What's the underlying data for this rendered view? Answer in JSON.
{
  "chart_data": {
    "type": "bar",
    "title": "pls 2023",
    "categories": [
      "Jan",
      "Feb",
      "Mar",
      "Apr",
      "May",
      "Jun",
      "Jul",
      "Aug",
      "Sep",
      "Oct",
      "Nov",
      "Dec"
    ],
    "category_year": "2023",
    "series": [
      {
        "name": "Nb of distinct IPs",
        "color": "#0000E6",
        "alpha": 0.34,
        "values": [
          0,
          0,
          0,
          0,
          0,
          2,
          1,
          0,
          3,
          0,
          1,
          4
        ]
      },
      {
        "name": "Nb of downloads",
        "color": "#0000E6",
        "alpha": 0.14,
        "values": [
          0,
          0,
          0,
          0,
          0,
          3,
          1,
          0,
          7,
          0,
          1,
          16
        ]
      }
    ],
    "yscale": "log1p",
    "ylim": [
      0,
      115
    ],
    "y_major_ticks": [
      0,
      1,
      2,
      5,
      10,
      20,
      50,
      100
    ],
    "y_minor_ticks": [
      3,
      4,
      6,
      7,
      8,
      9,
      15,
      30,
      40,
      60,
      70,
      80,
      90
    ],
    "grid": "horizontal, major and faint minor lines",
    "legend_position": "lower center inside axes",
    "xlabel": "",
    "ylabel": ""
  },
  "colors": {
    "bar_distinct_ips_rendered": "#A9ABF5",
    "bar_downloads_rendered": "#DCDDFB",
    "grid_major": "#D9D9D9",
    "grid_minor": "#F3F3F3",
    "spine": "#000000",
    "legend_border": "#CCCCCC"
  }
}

**SHORT PROBLEM:**
Repeat all entries. Match them exactly.

**ANSWER IN FULL:**
What's the underlying data for this rendered view? Answer in JSON.
{
  "chart_data": {
    "type": "bar",
    "title": "pls 2023",
    "categories": [
      "Jan",
      "Feb",
      "Mar",
      "Apr",
      "May",
      "Jun",
      "Jul",
      "Aug",
      "Sep",
      "Oct",
      "Nov",
      "Dec"
    ],
    "category_year": "2023",
    "series": [
      {
        "name": "Nb of distinct IPs",
        "color": "#0000E6",
        "alpha": 0.34,
        "values": [
          0,
          0,
          0,
          0,
          0,
          2,
          1,
          0,
          3,
          0,
          1,
          4
        ]
      },
      {
        "name": "Nb of downloads",
        "color": "#0000E6",
        "alpha": 0.14,
        "values": [
          0,
          0,
          0,
          0,
          0,
          3,
          1,
          0,
          7,
          0,
          1,
          16
        ]
      }
    ],
    "yscale": "log1p",
    "ylim": [
      0,
      115
    ],
    "y_major_ticks": [
      0,
      1,
      2,
      5,
      10,
      20,
      50,
      100
    ],
    "y_minor_ticks": [
      3,
      4,
      6,
      7,
      8,
      9,
      15,
      30,
      40,
      60,
      70,
      80,
      90
    ],
    "grid": "horizontal, major and faint minor lines",
    "legend_position": "lower center inside axes",
    "xlabel": "",
    "ylabel": ""
  },
  "colors": {
    "bar_distinct_ips_rendered": "#A9ABF5",
    "bar_downloads_rendered": "#DCDDFB",
    "grid_major": "#D9D9D9",
    "grid_minor": "#F3F3F3",
    "spine": "#000000",
    "legend_border": "#CCCCCC"
  }
}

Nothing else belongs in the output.